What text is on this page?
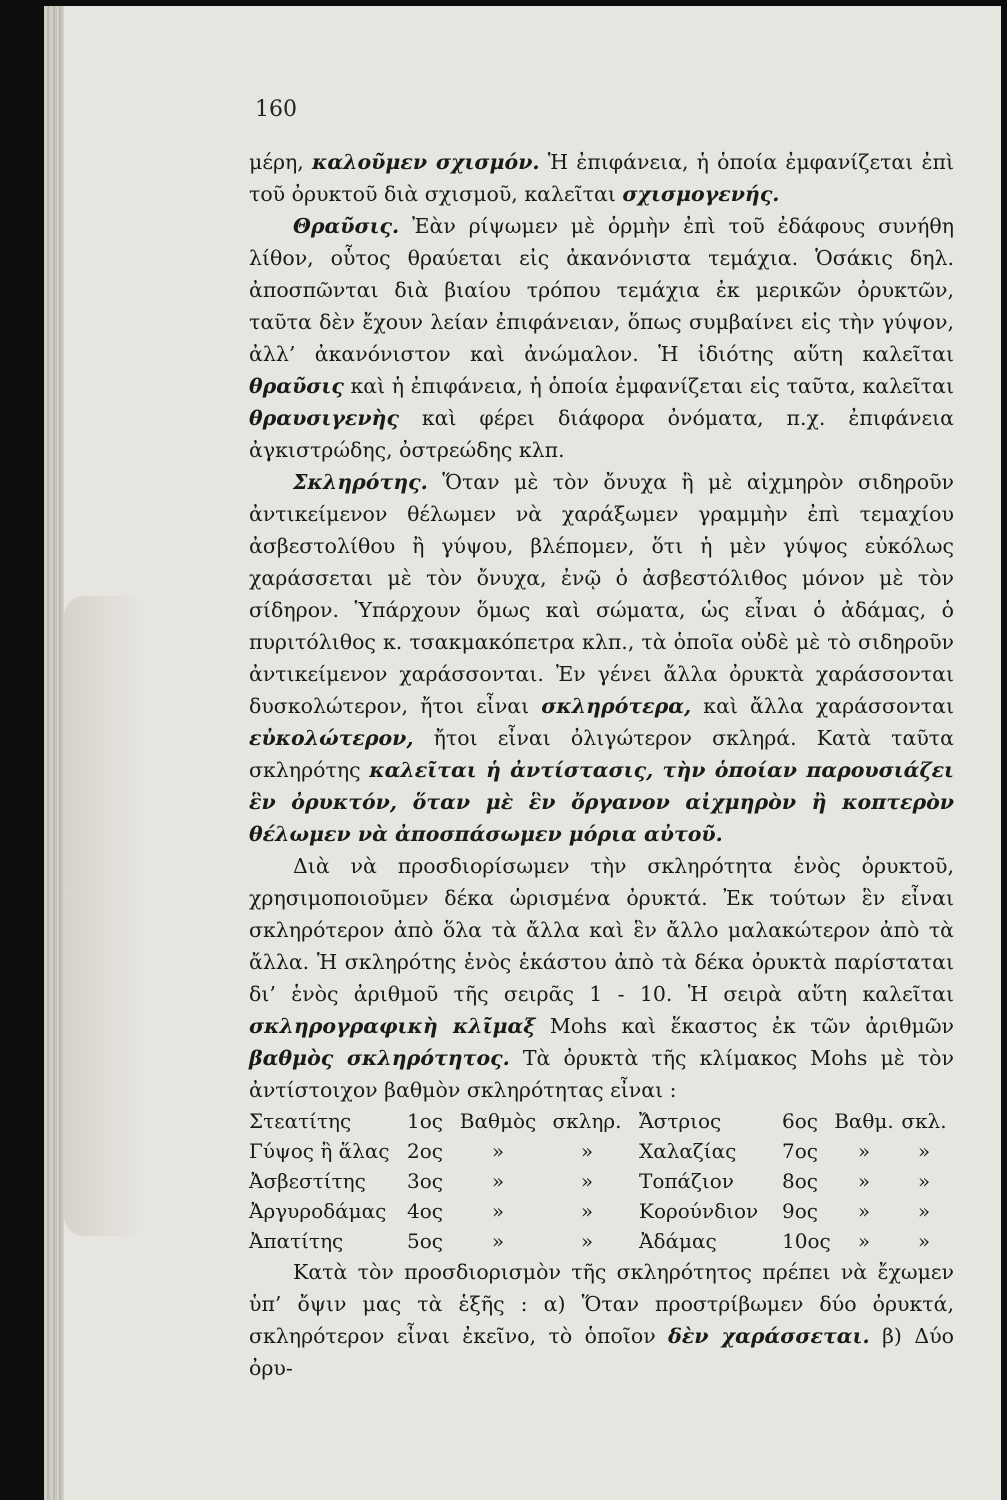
160

μέρη, καλοῦμεν σχισμόν. Ἡ ἐπιφάνεια, ἡ ὁποία ἐμφανίζεται ἐπὶ τοῦ ὀρυκτοῦ διὰ σχισμοῦ, καλεῖται σχισμογενής.

Θραῦσις. Ἐὰν ρίψωμεν μὲ ὁρμὴν ἐπὶ τοῦ ἐδάφους συνήθη λίθον, οὗτος θραύεται εἰς ἀκανόνιστα τεμάχια. Ὁσάκις δηλ. ἀποσπῶνται διὰ βιαίου τρόπου τεμάχια ἐκ μερικῶν ὀρυκτῶν, ταῦτα δὲν ἔχουν λείαν ἐπιφάνειαν, ὅπως συμβαίνει εἰς τὴν γύψον, ἀλλ’ ἀκανόνιστον καὶ ἀνώμαλον. Ἡ ἰδιότης αὕτη καλεῖται θραῦσις καὶ ἡ ἐπιφάνεια, ἡ ὁποία ἐμφανίζεται εἰς ταῦτα, καλεῖται θραυσιγενὴς καὶ φέρει διάφορα ὀνόματα, π.χ. ἐπιφάνεια ἀγκιστρώδης, ὀστρεώδης κλπ.

Σκληρότης. Ὅταν μὲ τὸν ὄνυχα ἢ μὲ αἰχμηρὸν σιδηροῦν ἀντικείμενον θέλωμεν νὰ χαράξωμεν γραμμὴν ἐπὶ τεμαχίου ἀσβεστολίθου ἢ γύψου, βλέπομεν, ὅτι ἡ μὲν γύψος εὐκόλως χαράσσεται μὲ τὸν ὄνυχα, ἐνῷ ὁ ἀσβεστόλιθος μόνον μὲ τὸν σίδηρον. Ὑπάρχουν ὅμως καὶ σώματα, ὡς εἶναι ὁ ἀδάμας, ὁ πυριτόλιθος κ. τσακμακόπετρα κλπ., τὰ ὁποῖα οὐδὲ μὲ τὸ σιδηροῦν ἀντικείμενον χαράσσονται. Ἐν γένει ἄλλα ὀρυκτὰ χαράσσονται δυσκολώτερον, ἤτοι εἶναι σκληρότερα, καὶ ἄλλα χαράσσονται εὐκολώτερον, ἤτοι εἶναι ὀλιγώτερον σκληρά. Κατὰ ταῦτα σκληρότης καλεῖται ἡ ἀντίστασις, τὴν ὁποίαν παρουσιάζει ἓν ὀρυκτόν, ὅταν μὲ ἓν ὄργανον αἰχμηρὸν ἢ κοπτερὸν θέλωμεν νὰ ἀποσπάσωμεν μόρια αὐτοῦ.

Διὰ νὰ προσδιορίσωμεν τὴν σκληρότητα ἑνὸς ὀρυκτοῦ, χρησιμοποιοῦμεν δέκα ὡρισμένα ὀρυκτά. Ἐκ τούτων ἓν εἶναι σκληρότερον ἀπὸ ὅλα τὰ ἄλλα καὶ ἓν ἄλλο μαλακώτερον ἀπὸ τὰ ἄλλα. Ἡ σκληρότης ἑνὸς ἑκάστου ἀπὸ τὰ δέκα ὀρυκτὰ παρίσταται δι’ ἑνὸς ἀριθμοῦ τῆς σειρᾶς 1 - 10. Ἡ σειρὰ αὕτη καλεῖται σκληρογραφικὴ κλῖμαξ Mohs καὶ ἕκαστος ἐκ τῶν ἀριθμῶν βαθμὸς σκληρότητος. Τὰ ὀρυκτὰ τῆς κλίμακος Mohs μὲ τὸν ἀντίστοιχον βαθμὸν σκληρότητας εἶναι :

Στεατίτης	1ος	Βαθμὸς	σκληρ.	Ἄστριος	6ος	Βαθμ.	σκλ.
Γύψος ἢ ἅλας	2ος	»	»	Χαλαζίας	7ος	»	»
Ἀσβεστίτης	3ος	»	»	Τοπάζιον	8ος	»	»
Ἀργυροδάμας	4ος	»	»	Κορούνδιον	9ος	»	»
Ἀπατίτης	5ος	»	»	Ἀδάμας	10ος	»	»

Κατὰ τὸν προσδιορισμὸν τῆς σκληρότητος πρέπει νὰ ἔχωμεν ὑπ’ ὄψιν μας τὰ ἑξῆς : α) Ὅταν προστρίβωμεν δύο ὀρυκτά, σκληρότερον εἶναι ἐκεῖνο, τὸ ὁποῖον δὲν χαράσσεται. β) Δύο ὀρυ-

*THE PROBLEM*:
Copy the data character for character, but drop all pictures from the copy.

*FINAL ANSWER*:
What text is on this page?
160

μέρη, καλοῦμεν σχισμόν. Ἡ ἐπιφάνεια, ἡ ὁποία ἐμφανίζεται ἐπὶ τοῦ ὀρυκτοῦ διὰ σχισμοῦ, καλεῖται σχισμογενής.

Θραῦσις. Ἐὰν ρίψωμεν μὲ ὁρμὴν ἐπὶ τοῦ ἐδάφους συνήθη λίθον, οὗτος θραύεται εἰς ἀκανόνιστα τεμάχια. Ὁσάκις δηλ. ἀποσπῶνται διὰ βιαίου τρόπου τεμάχια ἐκ μερικῶν ὀρυκτῶν, ταῦτα δὲν ἔχουν λείαν ἐπιφάνειαν, ὅπως συμβαίνει εἰς τὴν γύψον, ἀλλ’ ἀκανόνιστον καὶ ἀνώμαλον. Ἡ ἰδιότης αὕτη καλεῖται θραῦσις καὶ ἡ ἐπιφάνεια, ἡ ὁποία ἐμφανίζεται εἰς ταῦτα, καλεῖται θραυσιγενὴς καὶ φέρει διάφορα ὀνόματα, π.χ. ἐπιφάνεια ἀγκιστρώδης, ὀστρεώδης κλπ.

Σκληρότης. Ὅταν μὲ τὸν ὄνυχα ἢ μὲ αἰχμηρὸν σιδηροῦν ἀντικείμενον θέλωμεν νὰ χαράξωμεν γραμμὴν ἐπὶ τεμαχίου ἀσβεστολίθου ἢ γύψου, βλέπομεν, ὅτι ἡ μὲν γύψος εὐκόλως χαράσσεται μὲ τὸν ὄνυχα, ἐνῷ ὁ ἀσβεστόλιθος μόνον μὲ τὸν σίδηρον. Ὑπάρχουν ὅμως καὶ σώματα, ὡς εἶναι ὁ ἀδάμας, ὁ πυριτόλιθος κ. τσακμακόπετρα κλπ., τὰ ὁποῖα οὐδὲ μὲ τὸ σιδηροῦν ἀντικείμενον χαράσσονται. Ἐν γένει ἄλλα ὀρυκτὰ χαράσσονται δυσκολώτερον, ἤτοι εἶναι σκληρότερα, καὶ ἄλλα χαράσσονται εὐκολώτερον, ἤτοι εἶναι ὀλιγώτερον σκληρά. Κατὰ ταῦτα σκληρότης καλεῖται ἡ ἀντίστασις, τὴν ὁποίαν παρουσιάζει ἓν ὀρυκτόν, ὅταν μὲ ἓν ὄργανον αἰχμηρὸν ἢ κοπτερὸν θέλωμεν νὰ ἀποσπάσωμεν μόρια αὐτοῦ.

Διὰ νὰ προσδιορίσωμεν τὴν σκληρότητα ἑνὸς ὀρυκτοῦ, χρησιμοποιοῦμεν δέκα ὡρισμένα ὀρυκτά. Ἐκ τούτων ἓν εἶναι σκληρότερον ἀπὸ ὅλα τὰ ἄλλα καὶ ἓν ἄλλο μαλακώτερον ἀπὸ τὰ ἄλλα. Ἡ σκληρότης ἑνὸς ἑκάστου ἀπὸ τὰ δέκα ὀρυκτὰ παρίσταται δι’ ἑνὸς ἀριθμοῦ τῆς σειρᾶς 1 - 10. Ἡ σειρὰ αὕτη καλεῖται σκληρογραφικὴ κλῖμαξ Mohs καὶ ἕκαστος ἐκ τῶν ἀριθμῶν βαθμὸς σκληρότητος. Τὰ ὀρυκτὰ τῆς κλίμακος Mohs μὲ τὸν ἀντίστοιχον βαθμὸν σκληρότητας εἶναι :

Στεατίτης	1ος	Βαθμὸς	σκληρ.	Ἄστριος	6ος	Βαθμ.	σκλ.
Γύψος ἢ ἅλας	2ος	»	»	Χαλαζίας	7ος	»	»
Ἀσβεστίτης	3ος	»	»	Τοπάζιον	8ος	»	»
Ἀργυροδάμας	4ος	»	»	Κορούνδιον	9ος	»	»
Ἀπατίτης	5ος	»	»	Ἀδάμας	10ος	»	»

Κατὰ τὸν προσδιορισμὸν τῆς σκληρότητος πρέπει νὰ ἔχωμεν ὑπ’ ὄψιν μας τὰ ἑξῆς : α) Ὅταν προστρίβωμεν δύο ὀρυκτά, σκληρότερον εἶναι ἐκεῖνο, τὸ ὁποῖον δὲν χαράσσεται. β) Δύο ὀρυ-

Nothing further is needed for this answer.